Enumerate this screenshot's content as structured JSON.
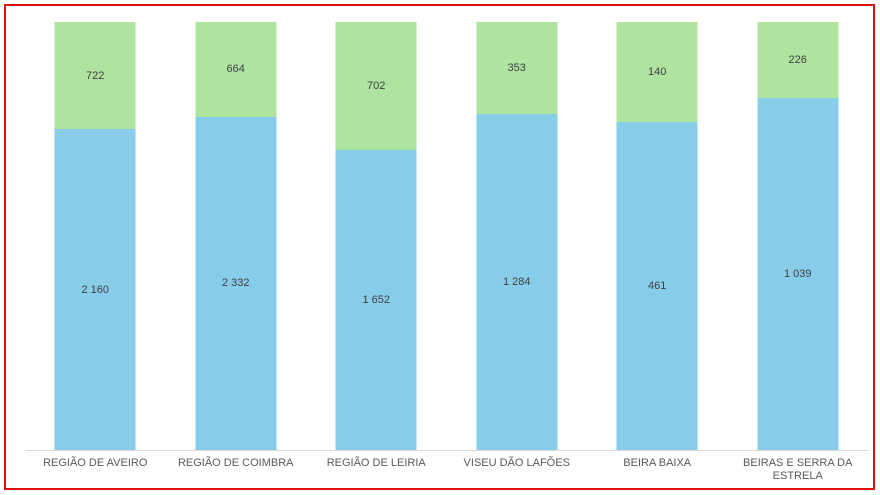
{
  "chart_data": {
    "type": "bar",
    "subtype": "stacked-100-percent-column",
    "title": "",
    "xlabel": "",
    "ylabel": "",
    "grid": false,
    "legend": "none",
    "categories": [
      "REGIÃO DE AVEIRO",
      "REGIÃO DE COIMBRA",
      "REGIÃO DE LEIRIA",
      "VISEU DÃO LAFÕES",
      "BEIRA BAIXA",
      "BEIRAS E SERRA DA ESTRELA"
    ],
    "series": [
      {
        "name": "blue-bottom-series",
        "color": "#87CDEA",
        "values": [
          2160,
          2332,
          1652,
          1284,
          461,
          1039
        ],
        "labels": [
          "2 160",
          "2 332",
          "1 652",
          "1 284",
          "461",
          "1 039"
        ]
      },
      {
        "name": "green-top-series",
        "color": "#AEE3A0",
        "values": [
          722,
          664,
          702,
          353,
          140,
          226
        ],
        "labels": [
          "722",
          "664",
          "702",
          "353",
          "140",
          "226"
        ]
      }
    ],
    "colors": {
      "frame_border": "#e01010",
      "axis_line": "#d9d9d9",
      "data_label": "#404040",
      "category_label": "#595959",
      "background": "#ffffff"
    }
  }
}
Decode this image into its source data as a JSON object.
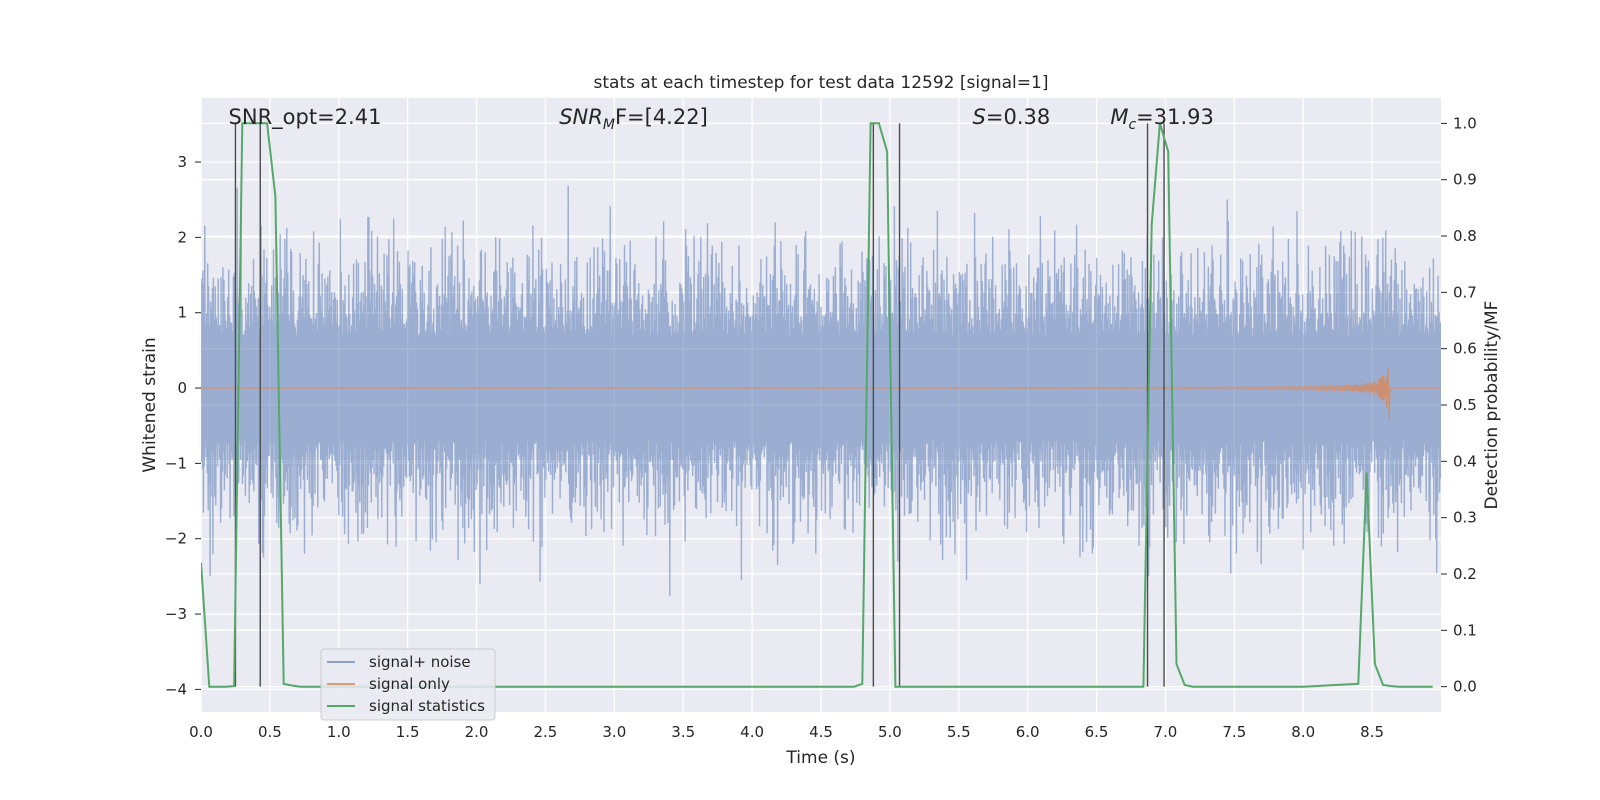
{
  "chart_data": {
    "type": "line",
    "title": "stats at each timestep for test data 12592 [signal=1]",
    "xlabel": "Time (s)",
    "ylabel": "Whitened strain",
    "y2label": "Detection probability/MF",
    "xlim": [
      0.0,
      9.0
    ],
    "ylim": [
      -4.3,
      3.85
    ],
    "y2lim": [
      -0.045,
      1.045
    ],
    "xticks": [
      0.0,
      0.5,
      1.0,
      1.5,
      2.0,
      2.5,
      3.0,
      3.5,
      4.0,
      4.5,
      5.0,
      5.5,
      6.0,
      6.5,
      7.0,
      7.5,
      8.0,
      8.5
    ],
    "xtick_labels": [
      "0.0",
      "0.5",
      "1.0",
      "1.5",
      "2.0",
      "2.5",
      "3.0",
      "3.5",
      "4.0",
      "4.5",
      "5.0",
      "5.5",
      "6.0",
      "6.5",
      "7.0",
      "7.5",
      "8.0",
      "8.5"
    ],
    "yticks": [
      -4,
      -3,
      -2,
      -1,
      0,
      1,
      2,
      3
    ],
    "ytick_labels": [
      "−4",
      "−3",
      "−2",
      "−1",
      "0",
      "1",
      "2",
      "3"
    ],
    "y2ticks": [
      0.0,
      0.1,
      0.2,
      0.3,
      0.4,
      0.5,
      0.6,
      0.7,
      0.8,
      0.9,
      1.0
    ],
    "y2tick_labels": [
      "0.0",
      "0.1",
      "0.2",
      "0.3",
      "0.4",
      "0.5",
      "0.6",
      "0.7",
      "0.8",
      "0.9",
      "1.0"
    ],
    "grid": true,
    "legend_position": "lower-left",
    "annotations": [
      {
        "text": "SNR_opt=2.41",
        "x": 0.2
      },
      {
        "base": "SNR",
        "sub": "M",
        "tail": "F=[4.22]",
        "x": 2.6
      },
      {
        "base": "S",
        "tail": "=0.38",
        "x": 5.6
      },
      {
        "base": "M",
        "sub": "c",
        "tail": "=31.93",
        "x": 6.6
      }
    ],
    "series": [
      {
        "name": "signal+ noise",
        "color": "#4c72b0",
        "kind": "noise",
        "amplitude_range": [
          -4.0,
          3.4
        ]
      },
      {
        "name": "signal only",
        "color": "#dd8452",
        "kind": "chirp",
        "end_time": 8.63,
        "peak_amplitude": 0.55
      },
      {
        "name": "signal statistics",
        "color": "#55a868",
        "axis": "right",
        "x": [
          0.0,
          0.06,
          0.12,
          0.18,
          0.24,
          0.3,
          0.36,
          0.42,
          0.48,
          0.54,
          0.6,
          0.66,
          0.72,
          0.78,
          0.84,
          0.9,
          0.96,
          1.02,
          1.08,
          1.14,
          1.2,
          1.5,
          2.0,
          2.5,
          3.0,
          3.5,
          4.0,
          4.5,
          4.74,
          4.8,
          4.86,
          4.92,
          4.98,
          5.04,
          5.1,
          5.16,
          5.5,
          6.0,
          6.5,
          6.84,
          6.9,
          6.96,
          7.02,
          7.08,
          7.14,
          7.2,
          7.5,
          8.0,
          8.4,
          8.46,
          8.52,
          8.58,
          8.64,
          8.7,
          8.76,
          8.82,
          8.88,
          8.94
        ],
        "y": [
          0.22,
          0.0,
          0.0,
          0.0,
          0.001,
          1.0,
          1.0,
          1.0,
          1.0,
          0.87,
          0.005,
          0.002,
          0.0,
          0.0,
          0.0,
          0.0,
          0.0,
          0.0,
          0.0,
          0.0,
          0.0,
          0.0,
          0.0,
          0.0,
          0.0,
          0.0,
          0.0,
          0.0,
          0.0,
          0.005,
          1.0,
          1.0,
          0.95,
          0.0,
          0.0,
          0.0,
          0.0,
          0.0,
          0.0,
          0.0,
          0.82,
          1.0,
          0.95,
          0.04,
          0.003,
          0.0,
          0.0,
          0.0,
          0.005,
          0.38,
          0.04,
          0.003,
          0.001,
          0.0,
          0.0,
          0.0,
          0.0,
          0.0
        ]
      },
      {
        "name": "",
        "color": "#4c4c4c",
        "kind": "markers",
        "axis": "right",
        "x": [
          0.25,
          0.43,
          4.88,
          5.07,
          6.87,
          6.99
        ]
      }
    ]
  }
}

# # # #

> _GIVEN INSTRUCTION_: Copy each line above where the string "title" occurs.

> _EXERCISE RESULT_:
    "title": "",
    "title": "stats at each timestep for test data 12592 [signal=1]",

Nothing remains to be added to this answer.